:: Records for processing ::

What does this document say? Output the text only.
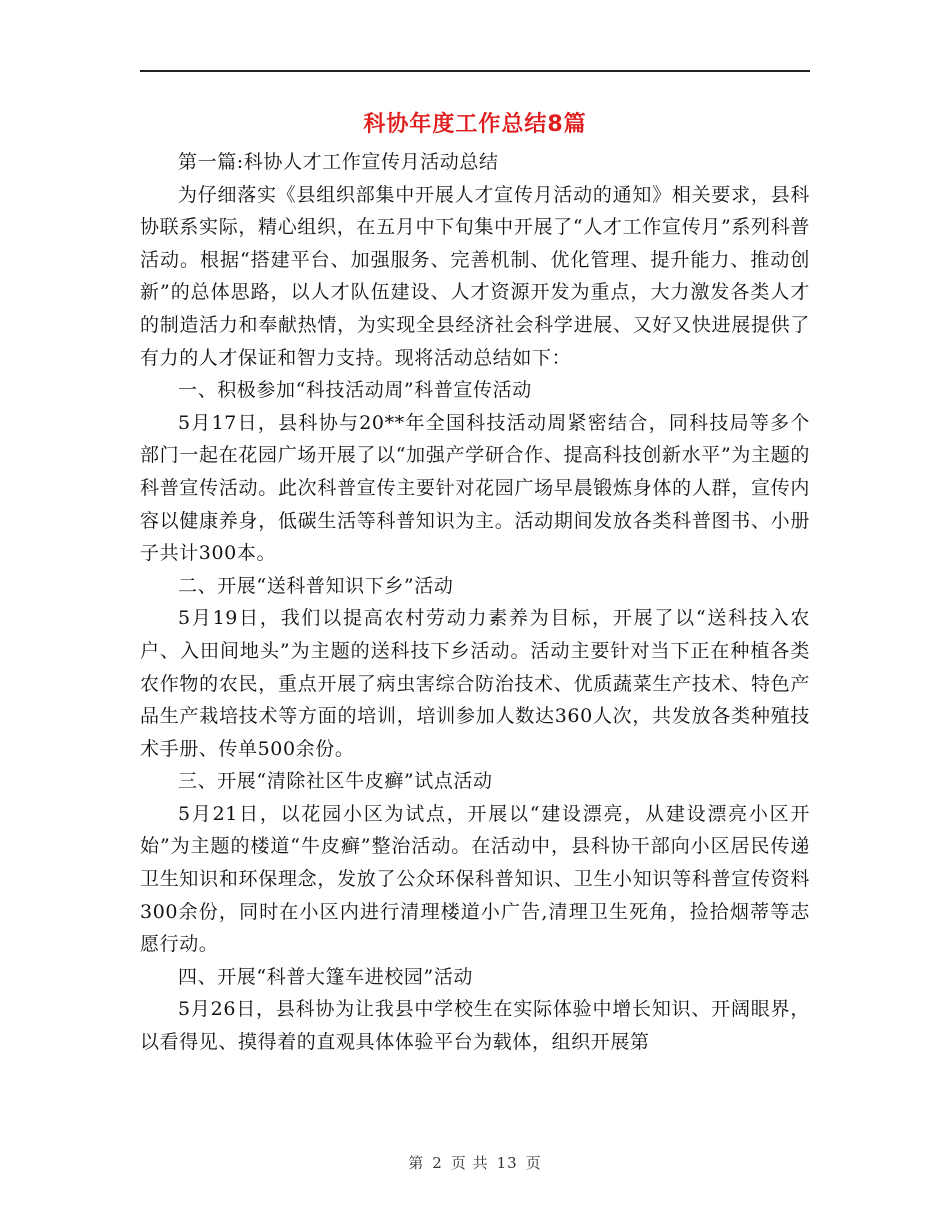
科协年度工作总结8篇

第一篇:科协人才工作宣传月活动总结

为仔细落实《县组织部集中开展人才宣传月活动的通知》相关要求，县科协联系实际，精心组织，在五月中下旬集中开展了“人才工作宣传月”系列科普活动。根据“搭建平台、加强服务、完善机制、优化管理、提升能力、推动创新”的总体思路，以人才队伍建设、人才资源开发为重点，大力激发各类人才的制造活力和奉献热情，为实现全县经济社会科学进展、又好又快进展提供了有力的人才保证和智力支持。现将活动总结如下：

一、积极参加“科技活动周”科普宣传活动

5月17日，县科协与20**年全国科技活动周紧密结合，同科技局等多个部门一起在花园广场开展了以“加强产学研合作、提高科技创新水平”为主题的科普宣传活动。此次科普宣传主要针对花园广场早晨锻炼身体的人群，宣传内容以健康养身，低碳生活等科普知识为主。活动期间发放各类科普图书、小册子共计300本。

二、开展“送科普知识下乡”活动

5月19日，我们以提高农村劳动力素养为目标，开展了以“送科技入农户、入田间地头”为主题的送科技下乡活动。活动主要针对当下正在种植各类农作物的农民，重点开展了病虫害综合防治技术、优质蔬菜生产技术、特色产品生产栽培技术等方面的培训，培训参加人数达360人次，共发放各类种殖技术手册、传单500余份。

三、开展“清除社区牛皮癣”试点活动

5月21日，以花园小区为试点，开展以“建设漂亮，从建设漂亮小区开始”为主题的楼道“牛皮癣”整治活动。在活动中，县科协干部向小区居民传递卫生知识和环保理念，发放了公众环保科普知识、卫生小知识等科普宣传资料300余份，同时在小区内进行清理楼道小广告,清理卫生死角，捡拾烟蒂等志愿行动。

四、开展“科普大篷车进校园”活动

5月26日，县科协为让我县中学校生在实际体验中增长知识、开阔眼界，以看得见、摸得着的直观具体体验平台为载体，组织开展第

第 2 页 共 13 页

:::

### Instructions for the task
Your task is to reproduce all of the material exactly. The pictures stay out.

### Response below
What does this document say? Output the text only.
科协年度工作总结8篇

第一篇:科协人才工作宣传月活动总结

为仔细落实《县组织部集中开展人才宣传月活动的通知》相关要求，县科协联系实际，精心组织，在五月中下旬集中开展了“人才工作宣传月”系列科普活动。根据“搭建平台、加强服务、完善机制、优化管理、提升能力、推动创新”的总体思路，以人才队伍建设、人才资源开发为重点，大力激发各类人才的制造活力和奉献热情，为实现全县经济社会科学进展、又好又快进展提供了有力的人才保证和智力支持。现将活动总结如下：

一、积极参加“科技活动周”科普宣传活动

5月17日，县科协与20**年全国科技活动周紧密结合，同科技局等多个部门一起在花园广场开展了以“加强产学研合作、提高科技创新水平”为主题的科普宣传活动。此次科普宣传主要针对花园广场早晨锻炼身体的人群，宣传内容以健康养身，低碳生活等科普知识为主。活动期间发放各类科普图书、小册子共计300本。

二、开展“送科普知识下乡”活动

5月19日，我们以提高农村劳动力素养为目标，开展了以“送科技入农户、入田间地头”为主题的送科技下乡活动。活动主要针对当下正在种植各类农作物的农民，重点开展了病虫害综合防治技术、优质蔬菜生产技术、特色产品生产栽培技术等方面的培训，培训参加人数达360人次，共发放各类种殖技术手册、传单500余份。

三、开展“清除社区牛皮癣”试点活动

5月21日，以花园小区为试点，开展以“建设漂亮，从建设漂亮小区开始”为主题的楼道“牛皮癣”整治活动。在活动中，县科协干部向小区居民传递卫生知识和环保理念，发放了公众环保科普知识、卫生小知识等科普宣传资料300余份，同时在小区内进行清理楼道小广告,清理卫生死角，捡拾烟蒂等志愿行动。

四、开展“科普大篷车进校园”活动

5月26日，县科协为让我县中学校生在实际体验中增长知识、开阔眼界，以看得见、摸得着的直观具体体验平台为载体，组织开展第

第 2 页 共 13 页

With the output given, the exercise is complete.